**Stated goal**
Without including any pictures, write out all the entries exactly.

**Record set**
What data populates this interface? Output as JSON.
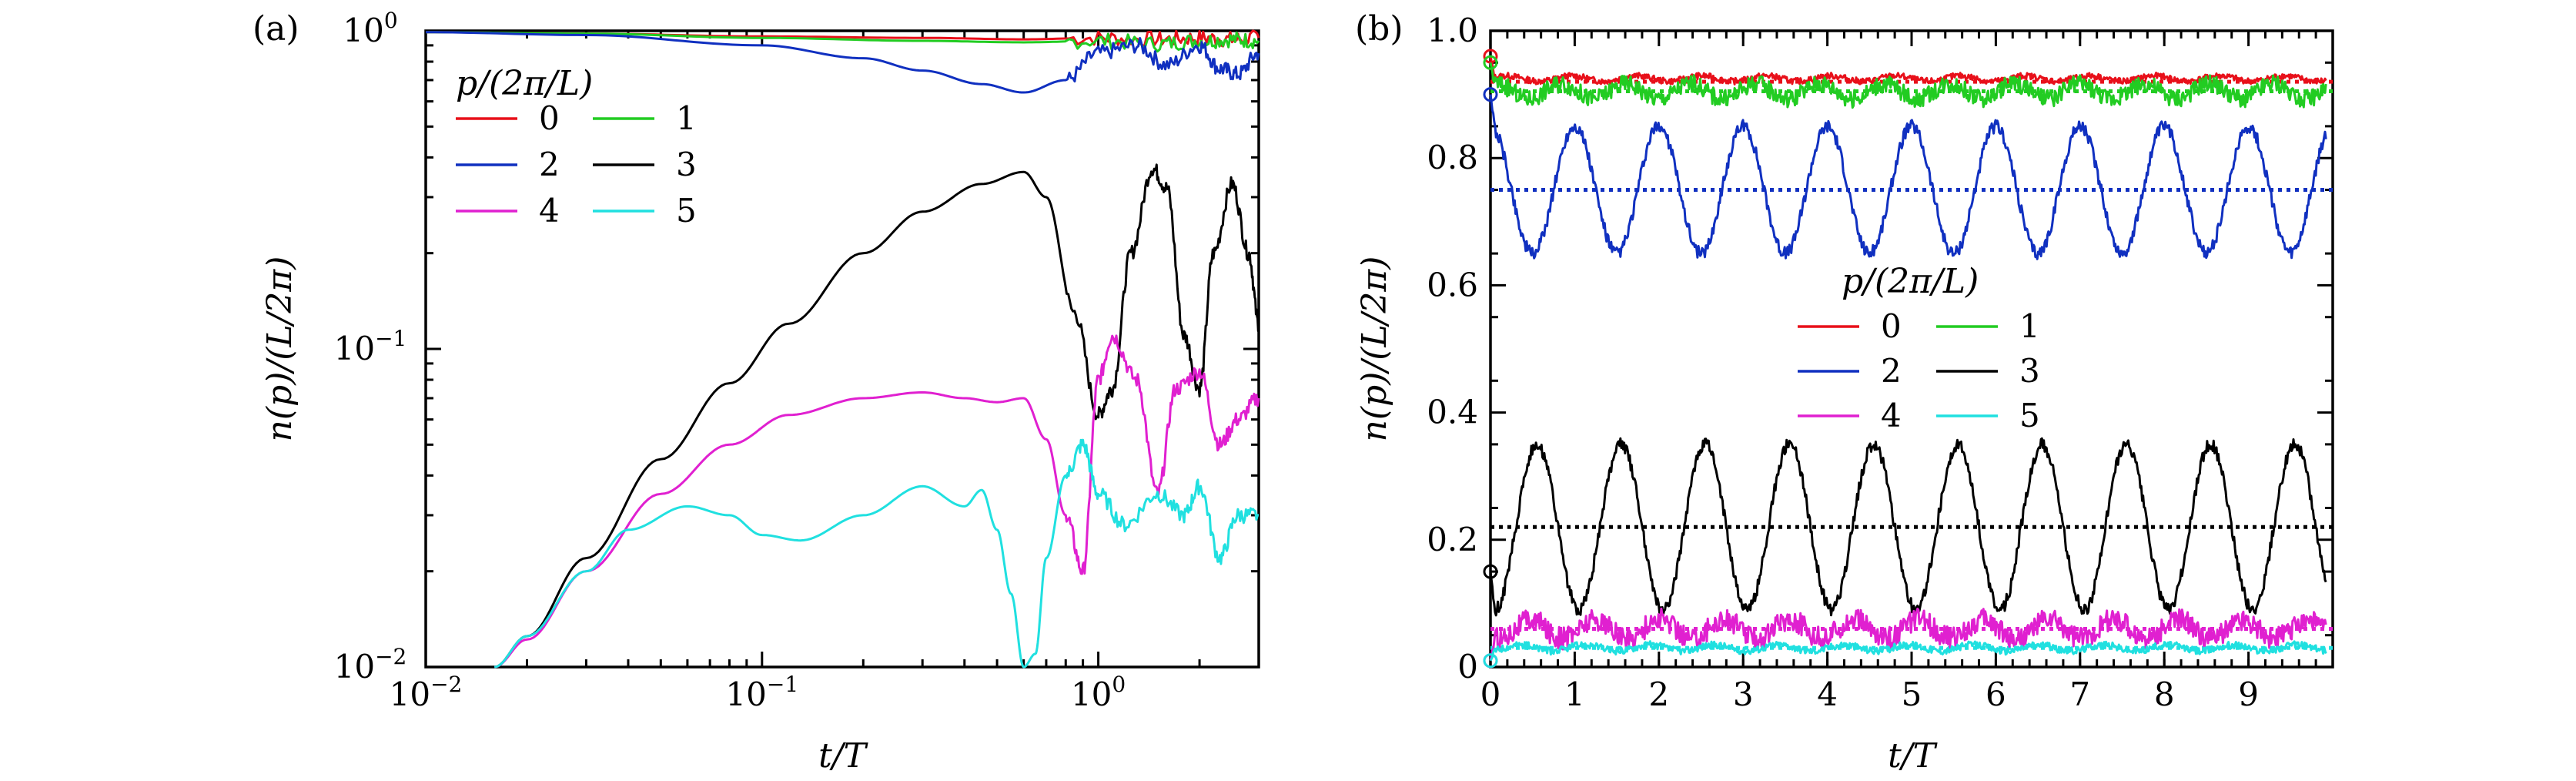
{
  "colors": {
    "0": "#e8101a",
    "1": "#22cc22",
    "2": "#1030c0",
    "3": "#000000",
    "4": "#e020d0",
    "5": "#20e0e0"
  },
  "chart_data": [
    {
      "panel": "(a)",
      "type": "line",
      "xlabel": "t/T",
      "ylabel": "n(p)/(L/2π)",
      "xscale": "log",
      "yscale": "log",
      "xlim": [
        0.01,
        3
      ],
      "ylim": [
        0.01,
        1
      ],
      "xticks": [
        {
          "v": 0.01,
          "base": "10",
          "exp": "−2"
        },
        {
          "v": 0.1,
          "base": "10",
          "exp": "−1"
        },
        {
          "v": 1,
          "base": "10",
          "exp": "0"
        }
      ],
      "yticks": [
        {
          "v": 0.01,
          "base": "10",
          "exp": "−2"
        },
        {
          "v": 0.1,
          "base": "10",
          "exp": "−1"
        },
        {
          "v": 1,
          "base": "10",
          "exp": "0"
        }
      ],
      "legend": {
        "title": "p/(2π/L)",
        "position": "upper-left",
        "entries": [
          "0",
          "1",
          "2",
          "3",
          "4",
          "5"
        ]
      },
      "series": [
        {
          "name": "0",
          "x": [
            0.01,
            0.03,
            0.1,
            0.3,
            0.6,
            1.0,
            1.5,
            2.0,
            2.5,
            3.0
          ],
          "y": [
            0.99,
            0.98,
            0.96,
            0.95,
            0.94,
            0.95,
            0.94,
            0.95,
            0.94,
            0.95
          ]
        },
        {
          "name": "1",
          "x": [
            0.01,
            0.03,
            0.1,
            0.3,
            0.6,
            1.0,
            1.5,
            2.0,
            2.5,
            3.0
          ],
          "y": [
            0.99,
            0.98,
            0.95,
            0.93,
            0.92,
            0.93,
            0.91,
            0.93,
            0.94,
            0.93
          ]
        },
        {
          "name": "2",
          "x": [
            0.01,
            0.03,
            0.1,
            0.2,
            0.3,
            0.45,
            0.6,
            0.8,
            1.0,
            1.3,
            1.6,
            2.0,
            2.3,
            2.6,
            3.0
          ],
          "y": [
            0.99,
            0.97,
            0.9,
            0.82,
            0.75,
            0.68,
            0.64,
            0.7,
            0.85,
            0.9,
            0.78,
            0.9,
            0.76,
            0.73,
            0.85
          ]
        },
        {
          "name": "3",
          "x": [
            0.016,
            0.02,
            0.03,
            0.05,
            0.08,
            0.12,
            0.2,
            0.3,
            0.45,
            0.6,
            0.7,
            0.85,
            1.0,
            1.1,
            1.25,
            1.45,
            1.6,
            1.8,
            2.0,
            2.2,
            2.5,
            2.8,
            3.0
          ],
          "y": [
            0.01,
            0.0125,
            0.022,
            0.045,
            0.078,
            0.12,
            0.2,
            0.27,
            0.33,
            0.36,
            0.3,
            0.13,
            0.062,
            0.075,
            0.2,
            0.37,
            0.32,
            0.11,
            0.075,
            0.2,
            0.33,
            0.2,
            0.12
          ]
        },
        {
          "name": "4",
          "x": [
            0.016,
            0.02,
            0.03,
            0.05,
            0.08,
            0.12,
            0.2,
            0.3,
            0.4,
            0.5,
            0.6,
            0.7,
            0.8,
            0.9,
            1.0,
            1.1,
            1.3,
            1.5,
            1.7,
            2.0,
            2.3,
            2.6,
            3.0
          ],
          "y": [
            0.01,
            0.0122,
            0.02,
            0.035,
            0.05,
            0.062,
            0.07,
            0.073,
            0.07,
            0.068,
            0.07,
            0.052,
            0.03,
            0.02,
            0.08,
            0.11,
            0.08,
            0.035,
            0.075,
            0.085,
            0.05,
            0.06,
            0.07
          ]
        },
        {
          "name": "5",
          "x": [
            0.016,
            0.02,
            0.03,
            0.04,
            0.06,
            0.08,
            0.1,
            0.13,
            0.2,
            0.3,
            0.4,
            0.45,
            0.5,
            0.55,
            0.6,
            0.65,
            0.7,
            0.8,
            0.9,
            1.0,
            1.2,
            1.5,
            1.8,
            2.0,
            2.3,
            2.6,
            3.0
          ],
          "y": [
            0.01,
            0.0125,
            0.02,
            0.027,
            0.032,
            0.03,
            0.026,
            0.025,
            0.03,
            0.037,
            0.032,
            0.036,
            0.027,
            0.017,
            0.01,
            0.011,
            0.022,
            0.04,
            0.05,
            0.035,
            0.028,
            0.035,
            0.03,
            0.037,
            0.022,
            0.03,
            0.03
          ]
        }
      ]
    },
    {
      "panel": "(b)",
      "type": "line",
      "xlabel": "t/T",
      "ylabel": "n(p)/(L/2π)",
      "xlim": [
        0,
        10
      ],
      "ylim": [
        0,
        1.0
      ],
      "xticks": [
        0,
        1,
        2,
        3,
        4,
        5,
        6,
        7,
        8,
        9
      ],
      "yticks": [
        {
          "v": 0,
          "label": "0"
        },
        {
          "v": 0.2,
          "label": "0.2"
        },
        {
          "v": 0.4,
          "label": "0.4"
        },
        {
          "v": 0.6,
          "label": "0.6"
        },
        {
          "v": 0.8,
          "label": "0.8"
        },
        {
          "v": 1.0,
          "label": "1.0"
        }
      ],
      "legend": {
        "title": "p/(2π/L)",
        "position": "center",
        "entries": [
          "0",
          "1",
          "2",
          "3",
          "4",
          "5"
        ]
      },
      "means": [
        {
          "name": "0",
          "y": 0.92
        },
        {
          "name": "1",
          "y": 0.905
        },
        {
          "name": "2",
          "y": 0.75
        },
        {
          "name": "3",
          "y": 0.22
        },
        {
          "name": "4",
          "y": 0.06
        },
        {
          "name": "5",
          "y": 0.03
        }
      ],
      "series": [
        {
          "name": "0",
          "period": 1.0,
          "phase": 0,
          "base": 0.925,
          "amp": 0.007,
          "y0": 0.96
        },
        {
          "name": "1",
          "period": 1.0,
          "phase": 0,
          "base": 0.905,
          "amp": 0.02,
          "y0": 0.95
        },
        {
          "name": "2",
          "period": 1.0,
          "phase": 0,
          "base": 0.75,
          "amp": 0.1,
          "y0": 0.9
        },
        {
          "name": "3",
          "period": 1.0,
          "phase": 0,
          "base": 0.22,
          "amp": 0.13,
          "y0": 0.15
        },
        {
          "name": "4",
          "period": 1.0,
          "phase": 0,
          "base": 0.06,
          "amp": 0.025,
          "y0": 0.01
        },
        {
          "name": "5",
          "period": 1.0,
          "phase": 0,
          "base": 0.03,
          "amp": 0.008,
          "y0": 0.01
        }
      ]
    }
  ]
}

**The solution**
What data populates this interface? Output as JSON.
{
  "colors": {
    "0": "#e8101a",
    "1": "#22cc22",
    "2": "#1030c0",
    "3": "#000000",
    "4": "#e020d0",
    "5": "#20e0e0"
  },
  "chart_data": [
    {
      "panel": "(a)",
      "type": "line",
      "xlabel": "t/T",
      "ylabel": "n(p)/(L/2π)",
      "xscale": "log",
      "yscale": "log",
      "xlim": [
        0.01,
        3
      ],
      "ylim": [
        0.01,
        1
      ],
      "xticks": [
        {
          "v": 0.01,
          "base": "10",
          "exp": "−2"
        },
        {
          "v": 0.1,
          "base": "10",
          "exp": "−1"
        },
        {
          "v": 1,
          "base": "10",
          "exp": "0"
        }
      ],
      "yticks": [
        {
          "v": 0.01,
          "base": "10",
          "exp": "−2"
        },
        {
          "v": 0.1,
          "base": "10",
          "exp": "−1"
        },
        {
          "v": 1,
          "base": "10",
          "exp": "0"
        }
      ],
      "legend": {
        "title": "p/(2π/L)",
        "position": "upper-left",
        "entries": [
          "0",
          "1",
          "2",
          "3",
          "4",
          "5"
        ]
      },
      "series": [
        {
          "name": "0",
          "x": [
            0.01,
            0.03,
            0.1,
            0.3,
            0.6,
            1.0,
            1.5,
            2.0,
            2.5,
            3.0
          ],
          "y": [
            0.99,
            0.98,
            0.96,
            0.95,
            0.94,
            0.95,
            0.94,
            0.95,
            0.94,
            0.95
          ]
        },
        {
          "name": "1",
          "x": [
            0.01,
            0.03,
            0.1,
            0.3,
            0.6,
            1.0,
            1.5,
            2.0,
            2.5,
            3.0
          ],
          "y": [
            0.99,
            0.98,
            0.95,
            0.93,
            0.92,
            0.93,
            0.91,
            0.93,
            0.94,
            0.93
          ]
        },
        {
          "name": "2",
          "x": [
            0.01,
            0.03,
            0.1,
            0.2,
            0.3,
            0.45,
            0.6,
            0.8,
            1.0,
            1.3,
            1.6,
            2.0,
            2.3,
            2.6,
            3.0
          ],
          "y": [
            0.99,
            0.97,
            0.9,
            0.82,
            0.75,
            0.68,
            0.64,
            0.7,
            0.85,
            0.9,
            0.78,
            0.9,
            0.76,
            0.73,
            0.85
          ]
        },
        {
          "name": "3",
          "x": [
            0.016,
            0.02,
            0.03,
            0.05,
            0.08,
            0.12,
            0.2,
            0.3,
            0.45,
            0.6,
            0.7,
            0.85,
            1.0,
            1.1,
            1.25,
            1.45,
            1.6,
            1.8,
            2.0,
            2.2,
            2.5,
            2.8,
            3.0
          ],
          "y": [
            0.01,
            0.0125,
            0.022,
            0.045,
            0.078,
            0.12,
            0.2,
            0.27,
            0.33,
            0.36,
            0.3,
            0.13,
            0.062,
            0.075,
            0.2,
            0.37,
            0.32,
            0.11,
            0.075,
            0.2,
            0.33,
            0.2,
            0.12
          ]
        },
        {
          "name": "4",
          "x": [
            0.016,
            0.02,
            0.03,
            0.05,
            0.08,
            0.12,
            0.2,
            0.3,
            0.4,
            0.5,
            0.6,
            0.7,
            0.8,
            0.9,
            1.0,
            1.1,
            1.3,
            1.5,
            1.7,
            2.0,
            2.3,
            2.6,
            3.0
          ],
          "y": [
            0.01,
            0.0122,
            0.02,
            0.035,
            0.05,
            0.062,
            0.07,
            0.073,
            0.07,
            0.068,
            0.07,
            0.052,
            0.03,
            0.02,
            0.08,
            0.11,
            0.08,
            0.035,
            0.075,
            0.085,
            0.05,
            0.06,
            0.07
          ]
        },
        {
          "name": "5",
          "x": [
            0.016,
            0.02,
            0.03,
            0.04,
            0.06,
            0.08,
            0.1,
            0.13,
            0.2,
            0.3,
            0.4,
            0.45,
            0.5,
            0.55,
            0.6,
            0.65,
            0.7,
            0.8,
            0.9,
            1.0,
            1.2,
            1.5,
            1.8,
            2.0,
            2.3,
            2.6,
            3.0
          ],
          "y": [
            0.01,
            0.0125,
            0.02,
            0.027,
            0.032,
            0.03,
            0.026,
            0.025,
            0.03,
            0.037,
            0.032,
            0.036,
            0.027,
            0.017,
            0.01,
            0.011,
            0.022,
            0.04,
            0.05,
            0.035,
            0.028,
            0.035,
            0.03,
            0.037,
            0.022,
            0.03,
            0.03
          ]
        }
      ]
    },
    {
      "panel": "(b)",
      "type": "line",
      "xlabel": "t/T",
      "ylabel": "n(p)/(L/2π)",
      "xlim": [
        0,
        10
      ],
      "ylim": [
        0,
        1.0
      ],
      "xticks": [
        0,
        1,
        2,
        3,
        4,
        5,
        6,
        7,
        8,
        9
      ],
      "yticks": [
        {
          "v": 0,
          "label": "0"
        },
        {
          "v": 0.2,
          "label": "0.2"
        },
        {
          "v": 0.4,
          "label": "0.4"
        },
        {
          "v": 0.6,
          "label": "0.6"
        },
        {
          "v": 0.8,
          "label": "0.8"
        },
        {
          "v": 1.0,
          "label": "1.0"
        }
      ],
      "legend": {
        "title": "p/(2π/L)",
        "position": "center",
        "entries": [
          "0",
          "1",
          "2",
          "3",
          "4",
          "5"
        ]
      },
      "means": [
        {
          "name": "0",
          "y": 0.92
        },
        {
          "name": "1",
          "y": 0.905
        },
        {
          "name": "2",
          "y": 0.75
        },
        {
          "name": "3",
          "y": 0.22
        },
        {
          "name": "4",
          "y": 0.06
        },
        {
          "name": "5",
          "y": 0.03
        }
      ],
      "series": [
        {
          "name": "0",
          "period": 1.0,
          "phase": 0,
          "base": 0.925,
          "amp": 0.007,
          "y0": 0.96
        },
        {
          "name": "1",
          "period": 1.0,
          "phase": 0,
          "base": 0.905,
          "amp": 0.02,
          "y0": 0.95
        },
        {
          "name": "2",
          "period": 1.0,
          "phase": 0,
          "base": 0.75,
          "amp": 0.1,
          "y0": 0.9
        },
        {
          "name": "3",
          "period": 1.0,
          "phase": 0,
          "base": 0.22,
          "amp": 0.13,
          "y0": 0.15
        },
        {
          "name": "4",
          "period": 1.0,
          "phase": 0,
          "base": 0.06,
          "amp": 0.025,
          "y0": 0.01
        },
        {
          "name": "5",
          "period": 1.0,
          "phase": 0,
          "base": 0.03,
          "amp": 0.008,
          "y0": 0.01
        }
      ]
    }
  ]
}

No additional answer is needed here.